Data to process

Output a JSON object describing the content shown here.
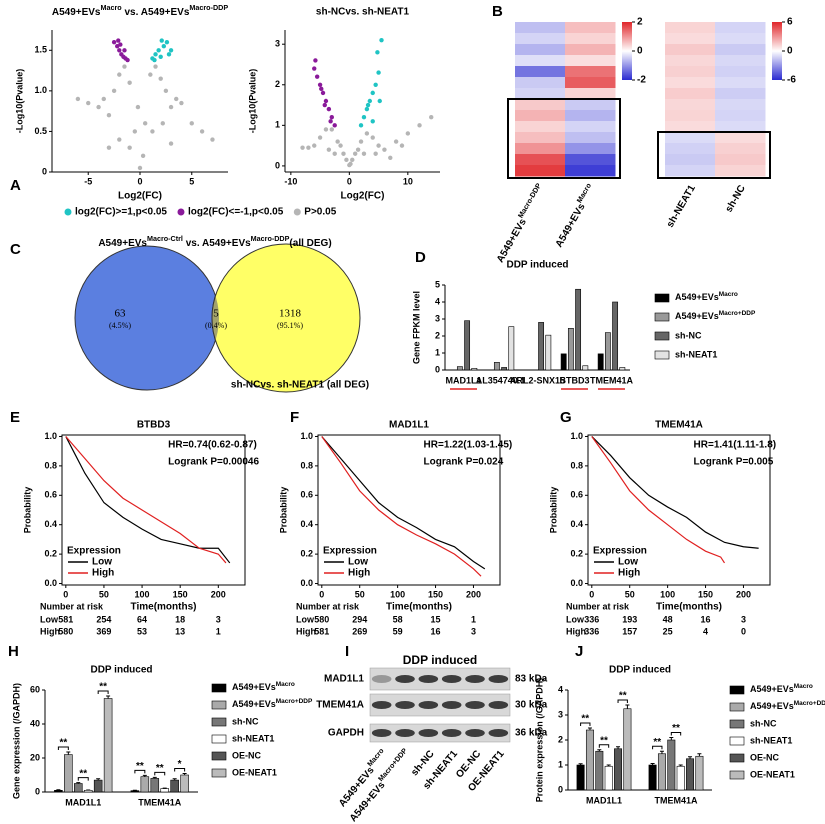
{
  "chart_data": [
    {
      "type": "scatter",
      "panel": "A",
      "title": [
        "A549+EVs",
        "Macro",
        " vs. A549+EVs",
        "Macro-DDP"
      ],
      "xlabel": "Log2(FC)",
      "ylabel": "-Log10(Pvalue)",
      "xlim": [
        -8.5,
        8.5
      ],
      "xticks": [
        -5,
        0,
        5
      ],
      "ylim": [
        0,
        1.75
      ],
      "yticks": [
        0,
        0.5,
        {
          "value": 1,
          "label": "1.0"
        },
        1.5
      ],
      "series": [
        {
          "name": "log2(FC)>=1,p<0.05",
          "color": "#1fc4c4",
          "x": [
            1.2,
            1.5,
            1.8,
            2,
            2.3,
            2.6,
            3,
            1.4,
            2.1,
            2.8
          ],
          "y": [
            1.4,
            1.45,
            1.5,
            1.42,
            1.55,
            1.6,
            1.5,
            1.38,
            1.62,
            1.45
          ]
        },
        {
          "name": "log2(FC)<=-1,p<0.05",
          "color": "#8a1a9a",
          "x": [
            -2.5,
            -2.2,
            -2,
            -1.8,
            -1.6,
            -1.4,
            -1.2,
            -1.9,
            -1.5,
            -2.1
          ],
          "y": [
            1.6,
            1.55,
            1.5,
            1.45,
            1.42,
            1.4,
            1.38,
            1.57,
            1.5,
            1.62
          ]
        },
        {
          "name": "P>0.05",
          "color": "#b5b5b5",
          "x": [
            -6,
            -5,
            -4,
            -3.5,
            -3,
            -2.5,
            -2,
            -1.5,
            -1,
            -0.5,
            0,
            0.5,
            1,
            1.5,
            2,
            2.5,
            3,
            3.5,
            4,
            5,
            6,
            7,
            -2,
            -1,
            0.3,
            1.2,
            2.2,
            -3,
            3,
            -0.2
          ],
          "y": [
            0.9,
            0.85,
            0.8,
            0.9,
            0.7,
            1.0,
            1.2,
            1.3,
            1.1,
            0.5,
            0.05,
            0.6,
            1.2,
            1.3,
            1.15,
            1.0,
            0.8,
            0.9,
            0.85,
            0.6,
            0.5,
            0.4,
            0.4,
            0.3,
            0.2,
            0.5,
            0.6,
            0.3,
            0.35,
            0.8
          ]
        }
      ]
    },
    {
      "type": "scatter",
      "title": "sh-NCvs. sh-NEAT1",
      "xlabel": "Log2(FC)",
      "ylabel": "-Log10(Pvalue)",
      "xlim": [
        -11,
        15.5
      ],
      "xticks": [
        -10,
        0,
        10
      ],
      "ylim": [
        -0.15,
        3.35
      ],
      "yticks": [
        0,
        1,
        2,
        3
      ],
      "series": [
        {
          "color": "#1fc4c4",
          "x": [
            2,
            2.5,
            3,
            3.5,
            4,
            4.5,
            5,
            3.2,
            4.8,
            5.5,
            5.2,
            4
          ],
          "y": [
            1.0,
            1.2,
            1.4,
            1.6,
            1.8,
            2.0,
            2.3,
            1.5,
            2.8,
            3.1,
            1.6,
            1.1
          ]
        },
        {
          "color": "#8a1a9a",
          "x": [
            -6,
            -5.5,
            -5,
            -4.5,
            -4,
            -3.5,
            -3,
            -2.5,
            -5.8,
            -4.8,
            -4.2,
            -3.2
          ],
          "y": [
            2.4,
            2.2,
            2.0,
            1.8,
            1.6,
            1.4,
            1.2,
            1.0,
            2.6,
            1.9,
            1.5,
            1.1
          ]
        },
        {
          "color": "#b5b5b5",
          "x": [
            -8,
            -6,
            -5,
            -4,
            -3,
            -2,
            -1,
            -0.5,
            0,
            0.5,
            1,
            2,
            3,
            4,
            5,
            6,
            8,
            10,
            12,
            14,
            -3.5,
            -2.5,
            1.5,
            2.5,
            7,
            -7,
            4.5,
            9,
            -1.5,
            0.2
          ],
          "y": [
            0.45,
            0.5,
            0.7,
            0.9,
            0.9,
            0.6,
            0.3,
            0.15,
            0.02,
            0.15,
            0.3,
            0.6,
            0.8,
            0.7,
            0.5,
            0.4,
            0.6,
            0.8,
            1.0,
            1.2,
            0.4,
            0.3,
            0.4,
            0.3,
            0.2,
            0.45,
            0.3,
            0.5,
            0.5,
            0.05
          ]
        }
      ]
    },
    {
      "type": "heatmap",
      "panel": "B",
      "columns": [
        [
          "A549+EVs",
          "Macro-DDP"
        ],
        [
          "A549+EVs",
          "Macro"
        ]
      ],
      "clim": [
        -2,
        2
      ],
      "colorbar_ticks": [
        2,
        0,
        -2
      ],
      "values": [
        [
          -0.6,
          0.6
        ],
        [
          -0.4,
          0.4
        ],
        [
          -0.7,
          0.7
        ],
        [
          -0.3,
          0.3
        ],
        [
          -1.3,
          1.3
        ],
        [
          -0.5,
          1.5
        ],
        [
          -0.4,
          0.4
        ],
        [
          0.5,
          -0.5
        ],
        [
          0.7,
          -0.7
        ],
        [
          0.4,
          -0.4
        ],
        [
          0.6,
          -0.6
        ],
        [
          1.0,
          -1.0
        ],
        [
          1.6,
          -1.6
        ],
        [
          1.8,
          -1.8
        ]
      ]
    },
    {
      "type": "heatmap",
      "columns": [
        "sh-NEAT1",
        "sh-NC"
      ],
      "clim": [
        -6,
        6
      ],
      "colorbar_ticks": [
        6,
        0,
        -6
      ],
      "values": [
        [
          1.2,
          -1.2
        ],
        [
          1.0,
          -1.0
        ],
        [
          1.5,
          -1.5
        ],
        [
          1.1,
          -1.1
        ],
        [
          1.3,
          -1.3
        ],
        [
          1.0,
          -1.0
        ],
        [
          1.4,
          -1.4
        ],
        [
          1.1,
          -1.1
        ],
        [
          1.2,
          -1.2
        ],
        [
          1.0,
          -1.0
        ],
        [
          -1.0,
          1.0
        ],
        [
          -1.3,
          1.3
        ],
        [
          -1.5,
          1.5
        ],
        [
          -1.2,
          1.2
        ]
      ]
    },
    {
      "type": "venn",
      "panel": "C",
      "title": [
        "A549+EVs",
        "Macro-Ctrl",
        " vs. A549+EVs",
        "Macro-DDP",
        "(all DEG)"
      ],
      "subtitle": "sh-NCvs. sh-NEAT1 (all DEG)",
      "values": [
        63,
        5,
        1318
      ],
      "shares": [
        4.5,
        0.4,
        95.1
      ],
      "share_labels": [
        "(4.5%)",
        "(0.4%)",
        "(95.1%)"
      ]
    },
    {
      "type": "bar",
      "panel": "D",
      "title": "DDP induced",
      "ylabel": "Gene FPKM level",
      "categories": [
        "MAD1L1",
        "AL354740.1",
        "ARL2-SNX15",
        "BTBD3",
        "TMEM41A"
      ],
      "ylim": [
        0,
        5
      ],
      "yticks": [
        0,
        1,
        2,
        3,
        4,
        5
      ],
      "series": [
        {
          "name": [
            "A549+EVs",
            "Macro"
          ],
          "color": "#000000",
          "values": [
            0,
            0,
            0,
            0.95,
            0.95
          ]
        },
        {
          "name": [
            "A549+EVs",
            "Macro+DDP"
          ],
          "color": "#999999",
          "values": [
            0.2,
            0.45,
            0,
            2.45,
            2.2
          ]
        },
        {
          "name": "sh-NC",
          "color": "#666666",
          "values": [
            2.9,
            0.15,
            2.8,
            4.75,
            4.0
          ]
        },
        {
          "name": "sh-NEAT1",
          "color": "#e2e2e2",
          "values": [
            0.1,
            2.55,
            2.05,
            0.25,
            0.15
          ]
        }
      ]
    },
    {
      "type": "line",
      "panel": "E",
      "title": "BTBD3",
      "annotations": [
        "HR=0.74(0.62-0.87)",
        "Logrank P=0.00046"
      ],
      "xlabel": "Time(months)",
      "ylabel": "Probability",
      "xlim": [
        -5,
        235
      ],
      "xticks": [
        0,
        50,
        100,
        150,
        200
      ],
      "ylim": [
        -0.01,
        1.01
      ],
      "yticks": [
        {
          "value": 0,
          "label": "0.0"
        },
        0.2,
        0.4,
        0.6,
        0.8,
        {
          "value": 1,
          "label": "1.0"
        }
      ],
      "legend_title": "Expression",
      "risk_title": "Number at risk",
      "series": [
        {
          "name": "Low",
          "color": "#000000",
          "x": [
            0,
            10,
            25,
            50,
            75,
            100,
            125,
            150,
            175,
            200,
            215
          ],
          "y": [
            1,
            0.9,
            0.75,
            0.55,
            0.45,
            0.37,
            0.3,
            0.27,
            0.24,
            0.24,
            0.14
          ],
          "at_risk": [
            581,
            254,
            64,
            18,
            3
          ]
        },
        {
          "name": "High",
          "color": "#e02020",
          "x": [
            0,
            25,
            50,
            75,
            100,
            125,
            150,
            175,
            200,
            210
          ],
          "y": [
            1,
            0.85,
            0.7,
            0.58,
            0.5,
            0.42,
            0.34,
            0.24,
            0.2,
            0.14
          ],
          "at_risk": [
            580,
            369,
            53,
            13,
            1
          ]
        }
      ]
    },
    {
      "type": "line",
      "panel": "F",
      "title": "MAD1L1",
      "annotations": [
        "HR=1.22(1.03-1.45)",
        "Logrank P=0.024"
      ],
      "xlabel": "Time(months)",
      "ylabel": "Probability",
      "xlim": [
        -5,
        235
      ],
      "xticks": [
        0,
        50,
        100,
        150,
        200
      ],
      "ylim": [
        -0.01,
        1.01
      ],
      "yticks": [
        {
          "value": 0,
          "label": "0.0"
        },
        0.2,
        0.4,
        0.6,
        0.8,
        {
          "value": 1,
          "label": "1.0"
        }
      ],
      "legend_title": "Expression",
      "risk_title": "Number at risk",
      "series": [
        {
          "name": "Low",
          "color": "#000000",
          "x": [
            0,
            25,
            50,
            75,
            100,
            125,
            150,
            175,
            200,
            215
          ],
          "y": [
            1,
            0.85,
            0.7,
            0.55,
            0.45,
            0.38,
            0.3,
            0.25,
            0.15,
            0.1
          ],
          "at_risk": [
            580,
            294,
            58,
            15,
            1
          ]
        },
        {
          "name": "High",
          "color": "#e02020",
          "x": [
            0,
            25,
            50,
            75,
            100,
            125,
            150,
            175,
            200,
            210
          ],
          "y": [
            1,
            0.82,
            0.63,
            0.5,
            0.4,
            0.33,
            0.27,
            0.2,
            0.1,
            0.05
          ],
          "at_risk": [
            581,
            269,
            59,
            16,
            3
          ]
        }
      ]
    },
    {
      "type": "line",
      "panel": "G",
      "title": "TMEM41A",
      "annotations": [
        "HR=1.41(1.11-1.8)",
        "Logrank P=0.005"
      ],
      "xlabel": "Time(months)",
      "ylabel": "Probability",
      "xlim": [
        -5,
        235
      ],
      "xticks": [
        0,
        50,
        100,
        150,
        200
      ],
      "ylim": [
        -0.01,
        1.01
      ],
      "yticks": [
        {
          "value": 0,
          "label": "0.0"
        },
        0.2,
        0.4,
        0.6,
        0.8,
        {
          "value": 1,
          "label": "1.0"
        }
      ],
      "legend_title": "Expression",
      "risk_title": "Number at risk",
      "series": [
        {
          "name": "Low",
          "color": "#000000",
          "x": [
            0,
            25,
            50,
            75,
            100,
            125,
            150,
            175,
            200,
            220
          ],
          "y": [
            1,
            0.87,
            0.72,
            0.6,
            0.52,
            0.45,
            0.35,
            0.28,
            0.25,
            0.24
          ],
          "at_risk": [
            336,
            193,
            48,
            16,
            3
          ]
        },
        {
          "name": "High",
          "color": "#e02020",
          "x": [
            0,
            25,
            50,
            75,
            100,
            125,
            150,
            170,
            175
          ],
          "y": [
            1,
            0.82,
            0.63,
            0.5,
            0.4,
            0.3,
            0.22,
            0.18,
            0.14
          ],
          "at_risk": [
            336,
            157,
            25,
            4,
            0
          ]
        }
      ]
    },
    {
      "type": "bar",
      "panel": "H",
      "title": "DDP induced",
      "ylabel": "Gene expression (/GAPDH)",
      "categories": [
        "MAD1L1",
        "TMEM41A"
      ],
      "ylim": [
        0,
        60
      ],
      "yticks": [
        0,
        20,
        40,
        60
      ],
      "significance": [
        [
          "**",
          "**",
          "**"
        ],
        [
          "**",
          "**",
          "*"
        ]
      ],
      "series": [
        {
          "name": [
            "A549+EVs",
            "Macro"
          ],
          "color": "#000000",
          "values": [
            1,
            0.8
          ],
          "errors": [
            0.3,
            0.2
          ]
        },
        {
          "name": [
            "A549+EVs",
            "Macro+DDP"
          ],
          "color": "#aaaaaa",
          "values": [
            22,
            9
          ],
          "errors": [
            1.5,
            0.8
          ]
        },
        {
          "name": "sh-NC",
          "color": "#777777",
          "values": [
            5,
            8
          ],
          "errors": [
            0.5,
            0.6
          ]
        },
        {
          "name": "sh-NEAT1",
          "color": "#ffffff",
          "values": [
            1,
            2
          ],
          "errors": [
            0.2,
            0.3
          ]
        },
        {
          "name": "OE-NC",
          "color": "#555555",
          "values": [
            7,
            7
          ],
          "errors": [
            0.8,
            0.8
          ]
        },
        {
          "name": "OE-NEAT1",
          "color": "#bbbbbb",
          "values": [
            55,
            10
          ],
          "errors": [
            1.5,
            0.9
          ]
        }
      ]
    },
    {
      "type": "blot",
      "panel": "I",
      "title": "DDP induced",
      "rows": [
        "MAD1L1",
        "TMEM41A",
        "GAPDH"
      ],
      "sizes": [
        "83 kDa",
        "30 kDa",
        "36 kDa"
      ],
      "lanes": [
        [
          "A549+EVs",
          "Macro"
        ],
        [
          "A549+EVs",
          "Macro+DDP"
        ],
        "sh-NC",
        "sh-NEAT1",
        "OE-NC",
        "OE-NEAT1"
      ]
    },
    {
      "type": "bar",
      "panel": "J",
      "title": "DDP induced",
      "ylabel": "Protein expression (/GAPDH)",
      "categories": [
        "MAD1L1",
        "TMEM41A"
      ],
      "ylim": [
        0,
        4
      ],
      "yticks": [
        0,
        1,
        2,
        3,
        4
      ],
      "significance": [
        [
          "**",
          "**",
          "**"
        ],
        [
          "**",
          "**",
          null
        ]
      ],
      "series": [
        {
          "name": [
            "A549+EVs",
            "Macro"
          ],
          "color": "#000000",
          "values": [
            1,
            1
          ],
          "errors": [
            0.05,
            0.06
          ]
        },
        {
          "name": [
            "A549+EVs",
            "Macro+DDP"
          ],
          "color": "#aaaaaa",
          "values": [
            2.4,
            1.45
          ],
          "errors": [
            0.08,
            0.1
          ]
        },
        {
          "name": "sh-NC",
          "color": "#777777",
          "values": [
            1.55,
            2.0
          ],
          "errors": [
            0.06,
            0.1
          ]
        },
        {
          "name": "sh-NEAT1",
          "color": "#ffffff",
          "values": [
            0.95,
            0.95
          ],
          "errors": [
            0.05,
            0.05
          ]
        },
        {
          "name": "OE-NC",
          "color": "#555555",
          "values": [
            1.65,
            1.25
          ],
          "errors": [
            0.08,
            0.08
          ]
        },
        {
          "name": "OE-NEAT1",
          "color": "#bbbbbb",
          "values": [
            3.25,
            1.35
          ],
          "errors": [
            0.15,
            0.1
          ]
        }
      ]
    }
  ]
}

What is needed
Pull every line containing "panel" from the entries above and copy it.

Answer to this task
      "panel": "A",
      "panel": "B",
      "panel": "C",
      "panel": "D",
      "panel": "E",
      "panel": "F",
      "panel": "G",
      "panel": "H",
      "panel": "I",
      "panel": "J",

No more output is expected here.